▸ Task directions: Pull every line of the entries that has the word "Daub".

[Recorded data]
>>>

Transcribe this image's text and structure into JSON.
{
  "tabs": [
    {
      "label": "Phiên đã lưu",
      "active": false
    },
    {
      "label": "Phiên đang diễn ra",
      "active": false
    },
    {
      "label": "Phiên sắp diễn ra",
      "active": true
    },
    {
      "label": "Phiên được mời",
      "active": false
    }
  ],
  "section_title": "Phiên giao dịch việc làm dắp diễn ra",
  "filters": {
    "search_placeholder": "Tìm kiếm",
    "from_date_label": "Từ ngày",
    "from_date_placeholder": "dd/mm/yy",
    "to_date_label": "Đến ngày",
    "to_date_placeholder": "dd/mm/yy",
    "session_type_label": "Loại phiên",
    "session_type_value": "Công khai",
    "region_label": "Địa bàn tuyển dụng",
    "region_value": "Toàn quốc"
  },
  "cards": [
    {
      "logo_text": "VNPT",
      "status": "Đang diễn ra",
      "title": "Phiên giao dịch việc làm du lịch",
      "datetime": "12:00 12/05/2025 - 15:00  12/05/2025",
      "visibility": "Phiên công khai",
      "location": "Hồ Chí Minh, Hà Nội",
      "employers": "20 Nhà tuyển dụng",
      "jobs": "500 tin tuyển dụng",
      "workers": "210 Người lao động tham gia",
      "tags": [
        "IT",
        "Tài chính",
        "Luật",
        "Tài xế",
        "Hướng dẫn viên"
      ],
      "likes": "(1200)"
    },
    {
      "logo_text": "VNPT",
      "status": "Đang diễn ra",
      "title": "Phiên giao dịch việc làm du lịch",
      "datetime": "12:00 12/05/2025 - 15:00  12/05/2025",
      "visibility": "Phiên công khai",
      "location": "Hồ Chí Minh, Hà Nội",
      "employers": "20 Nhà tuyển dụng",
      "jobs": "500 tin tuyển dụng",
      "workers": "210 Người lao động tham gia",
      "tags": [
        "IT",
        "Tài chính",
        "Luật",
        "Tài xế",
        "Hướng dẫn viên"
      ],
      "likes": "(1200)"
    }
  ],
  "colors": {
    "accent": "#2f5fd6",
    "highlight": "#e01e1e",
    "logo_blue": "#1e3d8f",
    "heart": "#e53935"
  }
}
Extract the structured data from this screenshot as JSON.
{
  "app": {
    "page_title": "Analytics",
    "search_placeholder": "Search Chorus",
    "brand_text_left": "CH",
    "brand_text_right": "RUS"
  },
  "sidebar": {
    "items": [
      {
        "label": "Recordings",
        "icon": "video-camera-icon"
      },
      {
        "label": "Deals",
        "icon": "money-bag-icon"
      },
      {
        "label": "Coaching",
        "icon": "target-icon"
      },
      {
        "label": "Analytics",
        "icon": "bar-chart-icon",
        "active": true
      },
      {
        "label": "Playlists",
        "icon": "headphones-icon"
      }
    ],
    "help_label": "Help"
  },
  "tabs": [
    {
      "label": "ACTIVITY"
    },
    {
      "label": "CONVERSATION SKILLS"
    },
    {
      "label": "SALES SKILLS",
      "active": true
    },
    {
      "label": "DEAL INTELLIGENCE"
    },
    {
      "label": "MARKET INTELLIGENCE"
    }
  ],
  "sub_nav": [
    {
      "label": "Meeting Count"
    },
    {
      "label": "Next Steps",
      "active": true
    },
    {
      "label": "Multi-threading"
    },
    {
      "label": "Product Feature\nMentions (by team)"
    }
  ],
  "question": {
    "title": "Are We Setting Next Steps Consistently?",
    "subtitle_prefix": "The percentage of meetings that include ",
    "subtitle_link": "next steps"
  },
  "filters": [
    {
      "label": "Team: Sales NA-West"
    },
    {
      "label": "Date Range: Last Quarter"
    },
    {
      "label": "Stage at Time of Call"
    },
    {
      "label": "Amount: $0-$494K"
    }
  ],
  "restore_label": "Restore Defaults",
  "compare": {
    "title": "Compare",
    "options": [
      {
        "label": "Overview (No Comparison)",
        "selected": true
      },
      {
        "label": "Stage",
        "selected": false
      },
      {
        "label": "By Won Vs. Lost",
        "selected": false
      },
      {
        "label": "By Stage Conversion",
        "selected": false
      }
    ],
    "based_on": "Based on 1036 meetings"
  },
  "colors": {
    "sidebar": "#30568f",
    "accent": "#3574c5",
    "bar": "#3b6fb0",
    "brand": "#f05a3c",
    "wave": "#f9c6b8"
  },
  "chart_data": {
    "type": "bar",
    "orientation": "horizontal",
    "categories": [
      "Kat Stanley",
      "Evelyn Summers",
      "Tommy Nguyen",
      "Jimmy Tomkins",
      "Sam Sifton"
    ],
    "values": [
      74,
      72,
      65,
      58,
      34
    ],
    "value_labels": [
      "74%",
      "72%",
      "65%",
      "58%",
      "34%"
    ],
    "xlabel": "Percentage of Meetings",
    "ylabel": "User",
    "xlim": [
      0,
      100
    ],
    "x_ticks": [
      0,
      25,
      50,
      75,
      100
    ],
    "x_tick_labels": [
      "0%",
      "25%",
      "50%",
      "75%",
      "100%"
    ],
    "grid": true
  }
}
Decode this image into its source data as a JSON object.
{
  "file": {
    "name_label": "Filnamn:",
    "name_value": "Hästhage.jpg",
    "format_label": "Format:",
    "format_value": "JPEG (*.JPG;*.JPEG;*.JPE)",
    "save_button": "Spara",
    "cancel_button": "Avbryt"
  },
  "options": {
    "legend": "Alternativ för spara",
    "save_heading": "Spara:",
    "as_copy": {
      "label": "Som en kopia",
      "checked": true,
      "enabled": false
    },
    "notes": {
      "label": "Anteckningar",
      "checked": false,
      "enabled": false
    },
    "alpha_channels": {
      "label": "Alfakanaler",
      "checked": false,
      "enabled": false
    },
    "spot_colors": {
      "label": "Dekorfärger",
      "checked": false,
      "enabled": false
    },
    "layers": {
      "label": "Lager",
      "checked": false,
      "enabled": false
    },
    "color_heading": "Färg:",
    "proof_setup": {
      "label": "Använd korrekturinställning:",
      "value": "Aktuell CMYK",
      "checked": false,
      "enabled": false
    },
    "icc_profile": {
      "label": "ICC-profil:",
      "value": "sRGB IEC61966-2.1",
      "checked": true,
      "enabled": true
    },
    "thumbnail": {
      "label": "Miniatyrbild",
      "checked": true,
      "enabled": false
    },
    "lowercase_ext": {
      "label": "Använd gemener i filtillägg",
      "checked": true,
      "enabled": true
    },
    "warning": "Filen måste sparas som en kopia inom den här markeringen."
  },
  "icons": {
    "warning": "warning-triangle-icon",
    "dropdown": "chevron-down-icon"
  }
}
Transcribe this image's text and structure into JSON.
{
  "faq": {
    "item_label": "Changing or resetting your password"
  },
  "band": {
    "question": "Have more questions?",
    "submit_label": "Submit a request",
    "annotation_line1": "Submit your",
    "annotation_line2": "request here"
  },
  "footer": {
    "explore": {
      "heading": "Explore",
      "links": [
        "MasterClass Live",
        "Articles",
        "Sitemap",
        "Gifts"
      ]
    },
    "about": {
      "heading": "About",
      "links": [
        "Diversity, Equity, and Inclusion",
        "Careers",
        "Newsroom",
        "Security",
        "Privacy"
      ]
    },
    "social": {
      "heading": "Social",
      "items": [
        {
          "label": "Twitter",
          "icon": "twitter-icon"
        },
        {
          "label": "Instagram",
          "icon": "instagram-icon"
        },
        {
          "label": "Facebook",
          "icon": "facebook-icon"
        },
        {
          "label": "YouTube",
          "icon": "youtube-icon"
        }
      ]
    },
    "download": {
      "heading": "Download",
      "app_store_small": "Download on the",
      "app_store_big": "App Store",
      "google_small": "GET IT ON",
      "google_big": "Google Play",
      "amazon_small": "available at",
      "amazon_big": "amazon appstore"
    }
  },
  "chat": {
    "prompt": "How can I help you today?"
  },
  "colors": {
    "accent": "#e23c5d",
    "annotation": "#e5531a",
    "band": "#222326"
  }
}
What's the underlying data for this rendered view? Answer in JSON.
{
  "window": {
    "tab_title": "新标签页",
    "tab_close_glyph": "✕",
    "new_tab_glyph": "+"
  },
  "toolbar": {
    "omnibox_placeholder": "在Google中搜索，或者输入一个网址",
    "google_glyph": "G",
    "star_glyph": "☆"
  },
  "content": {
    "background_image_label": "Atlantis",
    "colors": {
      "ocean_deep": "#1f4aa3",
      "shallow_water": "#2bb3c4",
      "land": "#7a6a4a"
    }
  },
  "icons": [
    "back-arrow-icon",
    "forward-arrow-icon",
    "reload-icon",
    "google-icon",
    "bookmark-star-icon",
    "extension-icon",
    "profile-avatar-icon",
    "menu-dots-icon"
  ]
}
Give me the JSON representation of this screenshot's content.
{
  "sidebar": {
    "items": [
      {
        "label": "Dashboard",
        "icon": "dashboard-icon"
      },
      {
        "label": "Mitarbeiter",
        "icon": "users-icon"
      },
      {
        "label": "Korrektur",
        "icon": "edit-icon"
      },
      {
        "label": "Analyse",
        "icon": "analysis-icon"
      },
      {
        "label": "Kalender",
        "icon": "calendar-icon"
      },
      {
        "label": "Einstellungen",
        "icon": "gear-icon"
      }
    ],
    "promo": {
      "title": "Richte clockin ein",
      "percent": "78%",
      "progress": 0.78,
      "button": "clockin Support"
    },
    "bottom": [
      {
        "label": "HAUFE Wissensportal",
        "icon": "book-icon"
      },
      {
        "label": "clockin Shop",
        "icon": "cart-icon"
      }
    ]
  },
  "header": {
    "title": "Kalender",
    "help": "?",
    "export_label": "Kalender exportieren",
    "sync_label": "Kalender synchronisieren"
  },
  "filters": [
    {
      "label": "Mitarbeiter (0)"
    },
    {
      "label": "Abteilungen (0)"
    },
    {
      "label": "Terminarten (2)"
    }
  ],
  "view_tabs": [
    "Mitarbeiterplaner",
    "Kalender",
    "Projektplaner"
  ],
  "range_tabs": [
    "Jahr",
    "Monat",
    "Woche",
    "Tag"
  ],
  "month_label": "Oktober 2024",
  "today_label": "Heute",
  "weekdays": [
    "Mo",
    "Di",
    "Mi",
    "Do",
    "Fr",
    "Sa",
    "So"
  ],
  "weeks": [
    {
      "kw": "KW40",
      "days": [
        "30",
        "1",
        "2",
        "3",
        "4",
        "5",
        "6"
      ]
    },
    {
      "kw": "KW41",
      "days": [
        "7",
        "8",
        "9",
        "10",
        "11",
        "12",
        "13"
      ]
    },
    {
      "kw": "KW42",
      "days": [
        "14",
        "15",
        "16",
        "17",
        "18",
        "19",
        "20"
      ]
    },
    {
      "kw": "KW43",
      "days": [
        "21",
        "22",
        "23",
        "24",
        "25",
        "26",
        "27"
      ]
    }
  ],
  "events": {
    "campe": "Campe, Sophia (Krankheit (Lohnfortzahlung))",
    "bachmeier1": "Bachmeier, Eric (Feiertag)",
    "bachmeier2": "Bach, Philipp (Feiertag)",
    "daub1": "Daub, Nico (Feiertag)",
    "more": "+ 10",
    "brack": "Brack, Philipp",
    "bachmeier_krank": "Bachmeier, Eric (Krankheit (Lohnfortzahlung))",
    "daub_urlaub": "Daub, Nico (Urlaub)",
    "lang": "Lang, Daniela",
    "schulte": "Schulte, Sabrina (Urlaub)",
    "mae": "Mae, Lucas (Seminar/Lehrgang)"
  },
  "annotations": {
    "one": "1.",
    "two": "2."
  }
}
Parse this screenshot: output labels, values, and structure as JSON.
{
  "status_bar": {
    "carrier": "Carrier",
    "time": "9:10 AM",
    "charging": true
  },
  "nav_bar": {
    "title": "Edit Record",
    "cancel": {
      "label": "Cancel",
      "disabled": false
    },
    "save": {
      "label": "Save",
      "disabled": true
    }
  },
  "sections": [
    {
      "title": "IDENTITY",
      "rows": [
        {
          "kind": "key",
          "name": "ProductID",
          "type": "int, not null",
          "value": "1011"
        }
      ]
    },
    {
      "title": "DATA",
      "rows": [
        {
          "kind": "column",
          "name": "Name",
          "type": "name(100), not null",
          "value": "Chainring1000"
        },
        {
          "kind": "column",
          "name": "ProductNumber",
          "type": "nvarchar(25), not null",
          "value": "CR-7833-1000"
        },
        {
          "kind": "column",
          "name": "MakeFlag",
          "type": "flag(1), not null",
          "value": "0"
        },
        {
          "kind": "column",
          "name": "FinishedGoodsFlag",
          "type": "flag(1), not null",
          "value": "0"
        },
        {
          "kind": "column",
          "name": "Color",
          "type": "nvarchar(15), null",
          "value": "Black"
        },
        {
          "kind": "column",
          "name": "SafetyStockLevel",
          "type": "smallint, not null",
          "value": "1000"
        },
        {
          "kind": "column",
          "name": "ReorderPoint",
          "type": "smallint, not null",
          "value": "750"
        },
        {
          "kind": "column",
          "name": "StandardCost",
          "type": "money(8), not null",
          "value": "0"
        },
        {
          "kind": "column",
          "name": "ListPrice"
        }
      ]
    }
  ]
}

<<<

▸ Task result:
    "daub1": "Daub, Nico (Feiertag)",
    "daub_urlaub": "Daub, Nico (Urlaub)",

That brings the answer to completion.